■ **Required work**
a. In the forum thread on French eating habits:
(i) What bottle size is soda sold in?
(ii) How many cookies come in a cookie packet?
(iii) Who are colfax's French friends mostly?
b. Return the part of the thread on French eating habits from "Where they edge" up to and including "for another day.".
c. Take the forum thread on French eating habits further, picking up after its final sentence.

■ **Passage shown**
** Start **
1) Working class people-- do they tend to have these same habits? Do they dine out often? Are two working parents the norm? Do they spend as much time on food prep and eating as other social classes?

2) Graduate students-- in the US, we're typically very busy and working all hours, coordinating with groups overseas, etc. Often single, though not always. How do graduate student (particularly single ones) eat? Do they cook often? Are undergraduate students more self-sufficient, food wise, than those in the US?

3) There are probably other classes who in America have a dysfunctional or (of necessity) complicated relationship with food, and if these are the same or different in an interesting way in France, that would be worthwhile to know as well.

I know there are a lot of factors at play, like a growing availability of convenience foods, better social support for the working class, etc, which are highly relevant, which is why I'm asking this question, as I know very little about French society.
posted by stoneandstar to Food & Drink (18 answers total) 27 users marked this as a favorite
 
Best answer: Here is something I've learned from my French friends, who are mostly middle-class graduate students from Paris: a lot of foods that I think of as fancy don't seem fancy to them. For instance, for them pâté comes in many different shapes and sizes (some of them chunkier than others) and it's just a normal thing to spread on bread; cheeses that would be considered "stinky" in my hometown are just everyday cheeses that you buy in the local supermarket; fresh bread isn't a luxury, it's just something you go out and buy every day.
posted by colfax at 1:36 PM on July 12, 2016 [8 favorites]


Best answer: I quibble with the statement that French people are all thin. Perhaps as a whole they may be one notch towards the thinner side of the spectrum than Americans, but when you look at individuals you will see people of all body types and sizes. And there is a growing obesity problem in France. So with that said,...

Where they edge us out is in the ability not to snack and not to pig out. Systemically, this is supported by teensy packaging sizes. Soda is sold in 1-liter bottles and poured into plastic cups of maybe 4 oz at biggest for parties; I've never seen a 2-liter bottle in France. It's a pain to get up and refill your your cup a jillion times, so you end up drinking less soda. "Family size" doesn't exist. Bags of chips are not bigger than your head, and cookie packets have 12 cookies, not 60.

Now couple that with a generous amount of self-control. My French husband and I joke about how he's capable of taking just a few bites of dessert. "I'm French, I don't need any more than that." Whereas I will eat the whole tablet of chocolate in one sitting, he can eat one or two squares and put it away for another day.

As for your other questions, many working families rely on quick-to-make soups for dinner: cook veggies in broth, puree, add a splash of cream if you wish. Serve with some bread. Pretty healthy and easy to make. Many French women work (I believe they have one of the highest rates of women in the workforce in Europe) and scramble to get dinner on the table. I have to admit that in my experience, fewer French men step up in household tasks than what I've observed in the US, so French women really get the shaft in that respect. Part-time work is common for dual-income households, and the law allows for you to take comp time in response for overtime.
** End **
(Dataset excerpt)
** Start **
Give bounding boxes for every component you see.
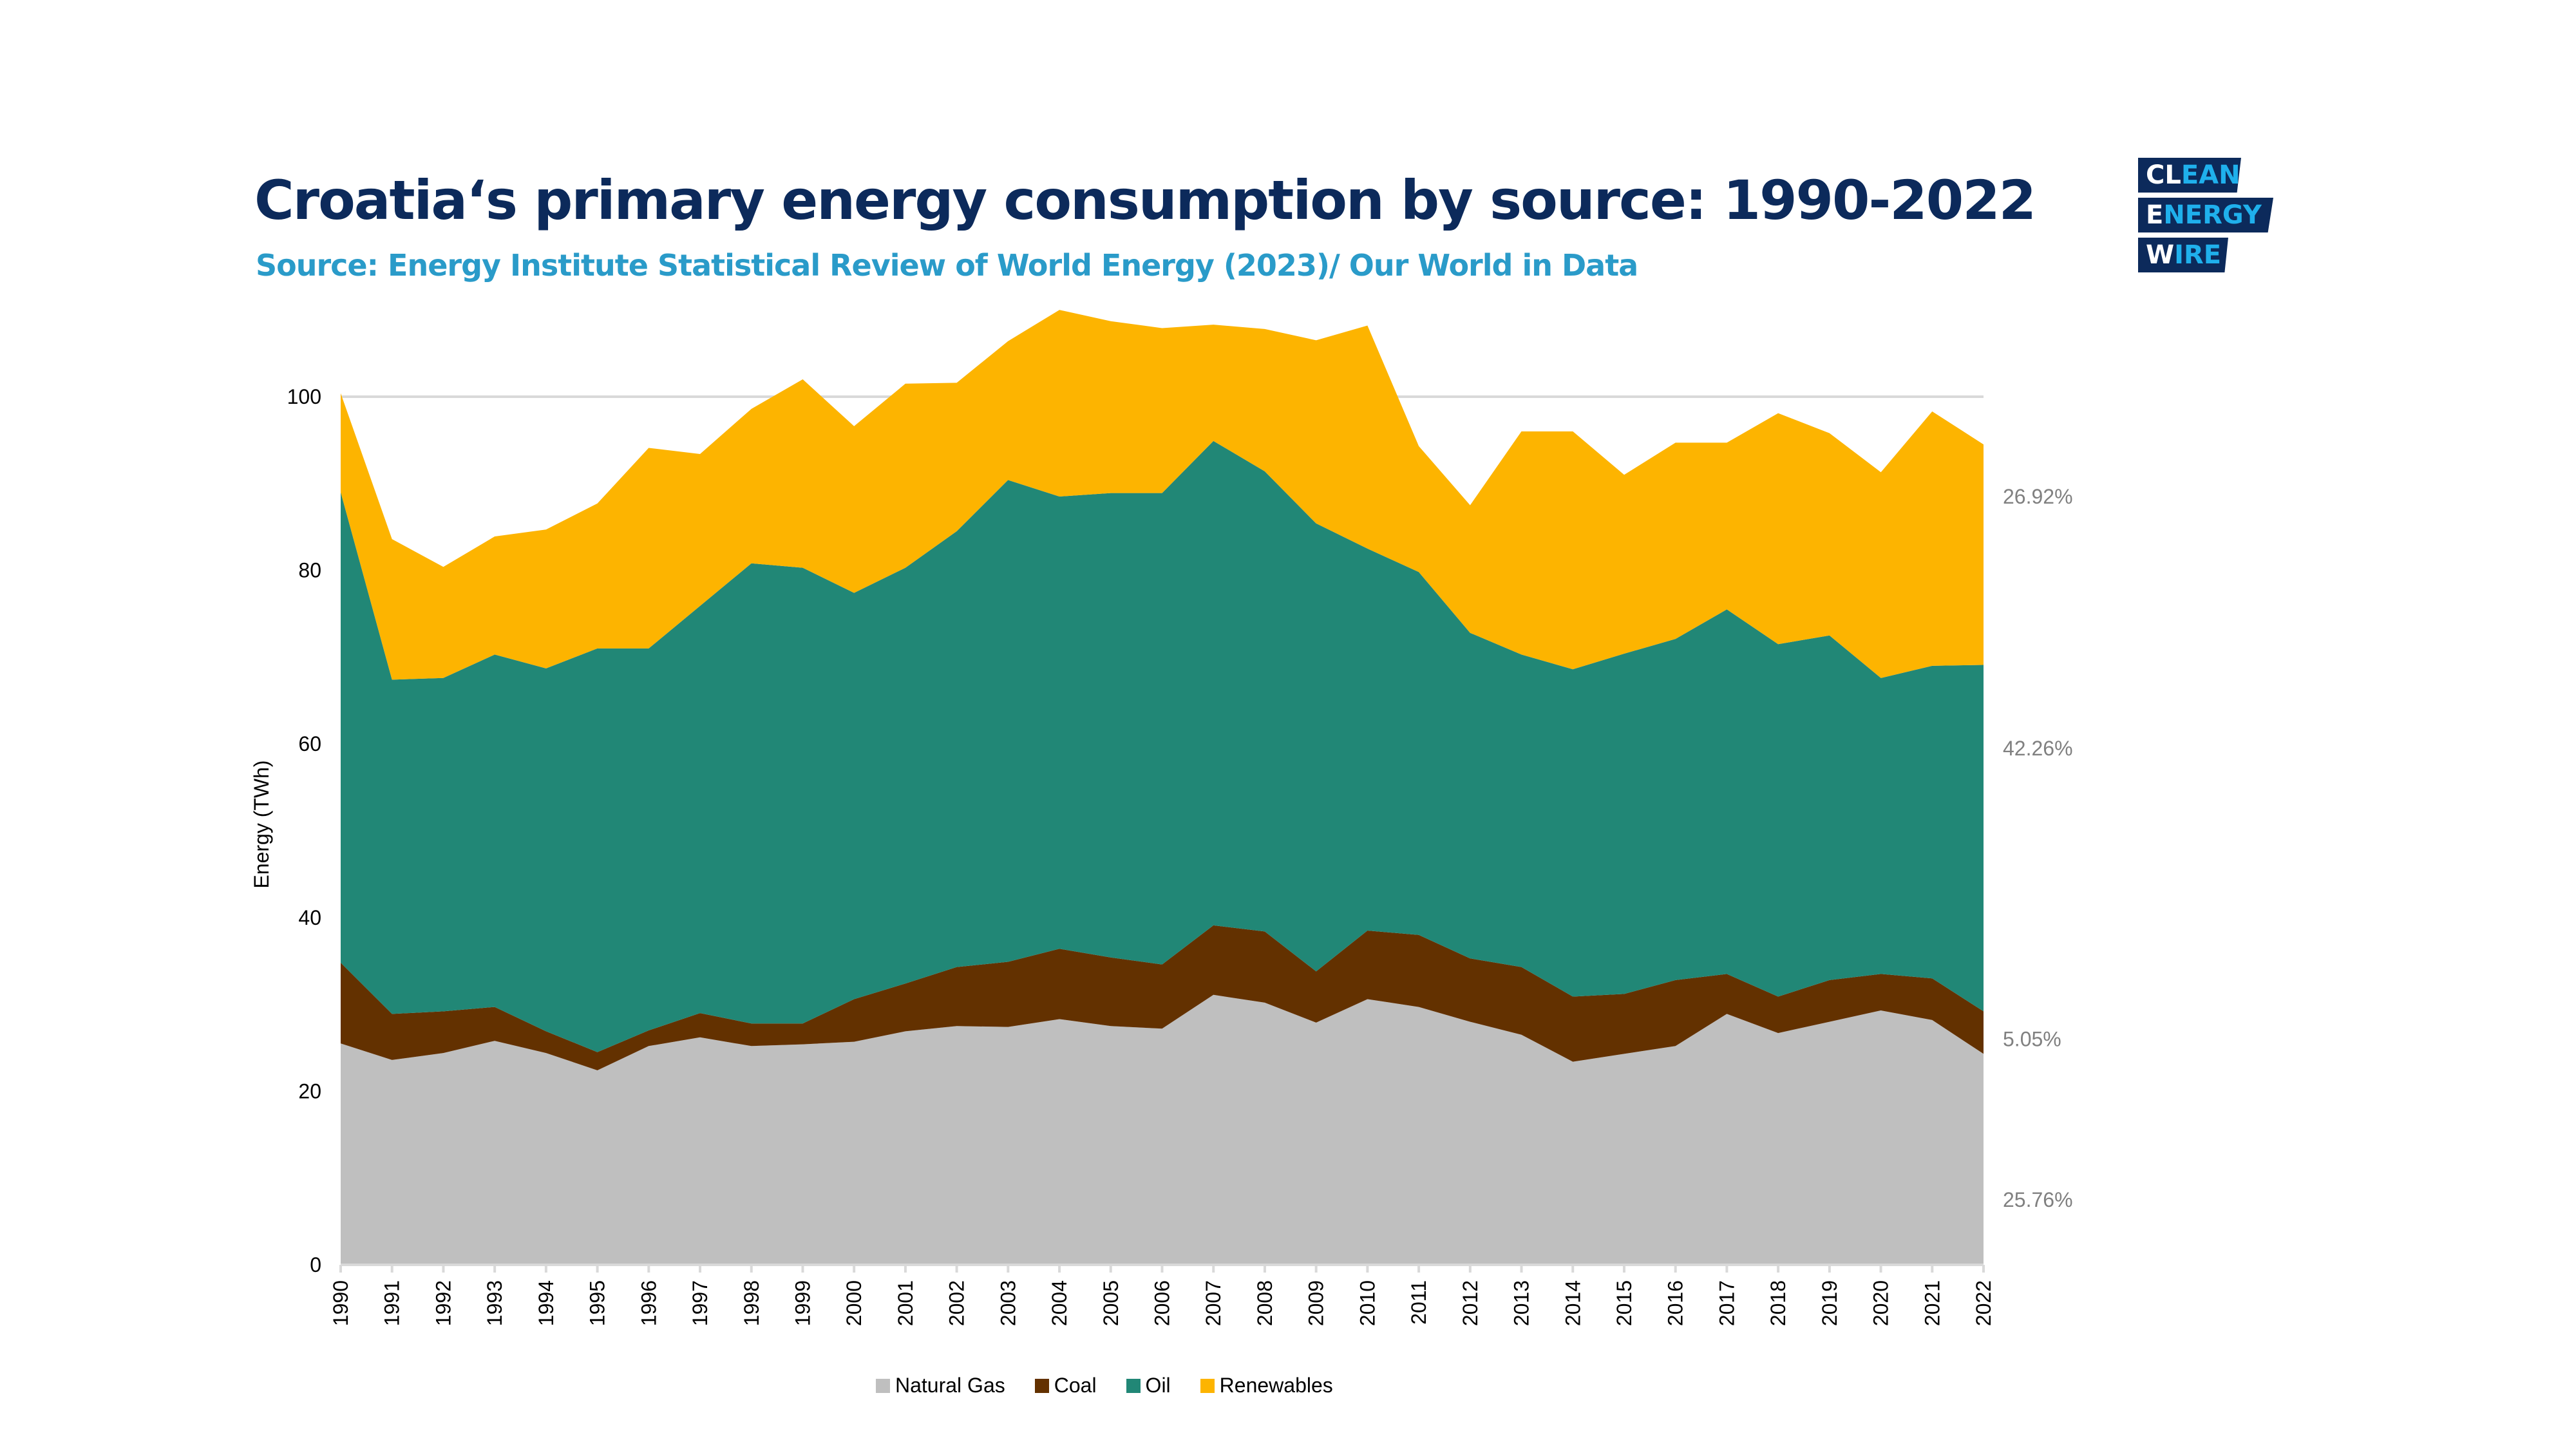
x-tick-label: 1997 bbox=[688, 1280, 712, 1326]
share-label-renewables: 26.92% bbox=[2003, 485, 2073, 508]
x-tick-label: 2022 bbox=[1972, 1280, 1995, 1326]
area-coal bbox=[341, 925, 1984, 1070]
x-tick-label: 2021 bbox=[1920, 1280, 1944, 1326]
x-tick-label: 2013 bbox=[1510, 1280, 1533, 1326]
x-tick-label: 2008 bbox=[1253, 1280, 1276, 1326]
x-tick-label: 2016 bbox=[1664, 1280, 1687, 1326]
x-tick-label: 1996 bbox=[637, 1280, 660, 1326]
area-oil bbox=[341, 440, 1984, 1052]
x-tick-label: 2020 bbox=[1870, 1280, 1893, 1326]
share-label-natural-gas: 25.76% bbox=[2003, 1188, 2073, 1211]
x-tick-label: 1993 bbox=[483, 1280, 506, 1326]
x-tick-label: 2014 bbox=[1561, 1280, 1584, 1326]
labels: 26.92% 42.26% 5.05% 25.76% bbox=[2003, 485, 2073, 1211]
x-tick-label: 2000 bbox=[842, 1280, 866, 1326]
legend-item-oil: Oil bbox=[1126, 1374, 1171, 1397]
x-tick-label: 1992 bbox=[431, 1280, 455, 1326]
legend-item-natural-gas: Natural Gas bbox=[876, 1374, 1005, 1397]
x-tick-label: 2011 bbox=[1407, 1280, 1430, 1325]
x-tick-label: 2004 bbox=[1048, 1280, 1071, 1326]
legend-item-renewables: Renewables bbox=[1200, 1374, 1333, 1397]
area-layer bbox=[341, 310, 1984, 1265]
x-tick-label: 2015 bbox=[1613, 1280, 1636, 1326]
clean-energy-wire-logo: CLEAN ENERGY WIRE bbox=[2138, 158, 2280, 278]
legend-item-coal: Coal bbox=[1034, 1374, 1097, 1397]
legend-label: Renewables bbox=[1219, 1374, 1333, 1397]
x-tick-label: 2010 bbox=[1356, 1280, 1379, 1326]
y-tick-label: 80 bbox=[298, 559, 321, 582]
axes: 1990 1991 1992 1993 1994 1995 1996 1997 1998 1999… bbox=[287, 385, 1995, 1326]
legend-label: Oil bbox=[1145, 1374, 1171, 1397]
legend-swatch bbox=[1200, 1378, 1215, 1393]
x-tick-label: 2018 bbox=[1766, 1280, 1790, 1326]
logo-line-2: ENERGY bbox=[2138, 198, 2273, 232]
x-tick-label: 2001 bbox=[894, 1280, 917, 1326]
x-tick-label: 2009 bbox=[1305, 1280, 1328, 1326]
legend: Natural Gas Coal Oil Renewables bbox=[876, 1374, 1333, 1397]
x-tick-label: 1995 bbox=[586, 1280, 609, 1326]
x-tick-label: 2012 bbox=[1459, 1280, 1482, 1326]
y-tick-label: 20 bbox=[298, 1079, 321, 1103]
share-label-coal: 5.05% bbox=[2003, 1028, 2061, 1051]
legend-swatch bbox=[1034, 1378, 1049, 1393]
share-label-oil: 42.26% bbox=[2003, 737, 2073, 760]
legend-label: Natural Gas bbox=[895, 1374, 1005, 1397]
x-tick-label: 2007 bbox=[1202, 1280, 1225, 1326]
x-tick-label: 1991 bbox=[381, 1280, 404, 1326]
x-tick-label: 2002 bbox=[945, 1280, 969, 1326]
logo-line-3: WIRE bbox=[2138, 238, 2228, 272]
x-tick-label: 1994 bbox=[535, 1280, 558, 1326]
area-natural-gas bbox=[341, 994, 1984, 1265]
y-axis-title: Energy (TWh) bbox=[250, 760, 273, 888]
x-tick-label: 1990 bbox=[329, 1280, 352, 1326]
legend-label: Coal bbox=[1054, 1374, 1097, 1397]
legend-swatch bbox=[1126, 1378, 1141, 1393]
x-tick-label: 1998 bbox=[740, 1280, 763, 1326]
legend-swatch bbox=[876, 1378, 890, 1393]
y-tick-label: 0 bbox=[310, 1253, 321, 1276]
x-tick-label: 2003 bbox=[996, 1280, 1019, 1326]
x-tick-label: 2006 bbox=[1151, 1280, 1174, 1326]
chart-title: Croatia‘s primary energy consumption by … bbox=[254, 169, 2036, 232]
y-tick-label: 100 bbox=[287, 385, 321, 408]
y-tick-label: 60 bbox=[298, 732, 321, 755]
x-tick-label: 2019 bbox=[1818, 1280, 1841, 1326]
area-renewables bbox=[341, 310, 1984, 680]
x-tick-label: 2005 bbox=[1099, 1280, 1122, 1326]
y-tick-label: 40 bbox=[298, 906, 321, 929]
x-tick-label: 2017 bbox=[1715, 1280, 1738, 1326]
logo-line-1: CLEAN bbox=[2138, 158, 2241, 193]
chart-subtitle: Source: Energy Institute Statistical Rev… bbox=[256, 248, 1638, 283]
x-tick-label: 1999 bbox=[791, 1280, 814, 1326]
** End **
■ **Task-by-task answers**
a.
(i) 1-liter bottles
(ii) 12
(iii) Middle-class graduate students from Paris

b.
Where they edge us out is in the ability not to snack and not to pig out. Systemically, this is supported by teensy packaging sizes. Soda is sold in 1-liter bottles and poured into plastic cups of maybe 4 oz at biggest for parties; I've never seen a 2-liter bottle in France. It's a pain to get up and refill your your cup a jillion times, so you end up drinking less soda. "Family size" doesn't exist. Bags of chips are not bigger than your head, and cookie packets have 12 cookies, not 60.

Now couple that with a generous amount of self-control. My French husband and I joke about how he's capable of taking just a few bites of dessert. "I'm French, I don't need any more than that." Whereas I will eat the whole tablet of chocolate in one sitting, he can eat one or two squares and put it away for another day.

c.
Students can eat campus cafeteria meals for a very low price (5 euros total?), and so they can eat a healthy square meal for lunch and then have a light dinner.

So in sum: systemic support and major self-control. And that is changing.
posted by Liesl at 1:42 PM on July 12, 2016 [11 favorites]


Best answer: In the 70s, I was an exchange student for a summer with a quirky, down-on-their-luck family in the south-east of France, between Cognac and the seashore. It was kind of a rural area. The son worked in a vineyard, but the father was a chemist. I'm sure you will get more up-to-date answers but here is my experience.

First, eating out was absolutely unheard of. Super major special occasions only, I'm sure. At most an afternoon patisserie on an excursion into a nearby big town, or a menthe a l'eau at a local cafe. Picnics and dinners with friends were more common.

My family happened to grow a lot of their own food, including animals - they had rabbits, doves, that we ate. I also noticed that we ate much more efficiently - leftovers were rare and most amazingly to me, there was almost no garbage - I guess since scraps were probably used as compost or fed to the animals. We ate three meals a day, no snacking. If we were going to be out, we brought our own food. The father, as a side hobby, was the photographer for traveling horse races around the area, so when we went to a race we brought our own food and maybe had an ice cream as a special treat. The mother did not work and did all the cooking. They bought baguettes (the long bread loaf) every morning to eat with all meals. We drank wine at lunch and dinner. Before dinner we would have an aperitif (mine was cassis).

I wouldn't say they went out of their way to eat healthy, it's just that there was a lot of very fresh food, homemade, and almost no 'processed' food, because they just didn't feel they could afford that.

So this was a very old-fashioned family (as they themselves would have acknowledged) in a rural area in the 70s.
posted by maggiemaggie at 1:44 PM on July 12, 2016 [3 favorites]


Oh and I wanted to add, dessert was always fresh fruit, followed by cheese.
posted by maggiemaggie at 1:50 PM on July 12, 2016


Response by poster: I realize as I'm reading these responses that I have another question-- how are these meals/courses served at home? All on the table at once? (I'm guessing no.) Does the cook (usually female) bring them out one by one, including aperitifs and cheeses and dessert? Are aperitifs taken away from the dining area? So many questions I have about how this all actually plays out... I find it hard to coordinate even 2 courses for a small meal for my boyfriend and I. :)
posted by stoneandstar at 2:10 PM on July 12, 2016


Best answer: Yes, each course was brought out and eaten individually - so that was a little odd for me, ie, salad was eaten as its own course (salad being just some lettuce leaves with dressing), but you could focus on one thing at a time. Mostly the mother brought out the courses, but the son and daughter helped (rarely the father). The daughter usually handled getting everyone their aperitif.

Most of these dishes were very simple.

On the day we ate some of the doves, they were brought out by the son on a big platter with the heads still on and everyone just admired them for a bit before serving themselves.

The fruit, cheese, bread and aperitifs sat on a sideboard in the dining room at all times (no refrigeration), so they were just there. Whoever just moved them over to the dining table and we helped ourselves.

This family was *very* traditional. Some of this survives to some degree, but modern people mostly don't have the time, and maybe just don't eat as many courses.
posted by maggiemaggie at 2:29 PM on July 12, 2016 [1 favorite]


Best answer: A typical main American meal is meat and two veg, or one veg and one starch, all on the table at once. If there's a dessert, it comes afterwards.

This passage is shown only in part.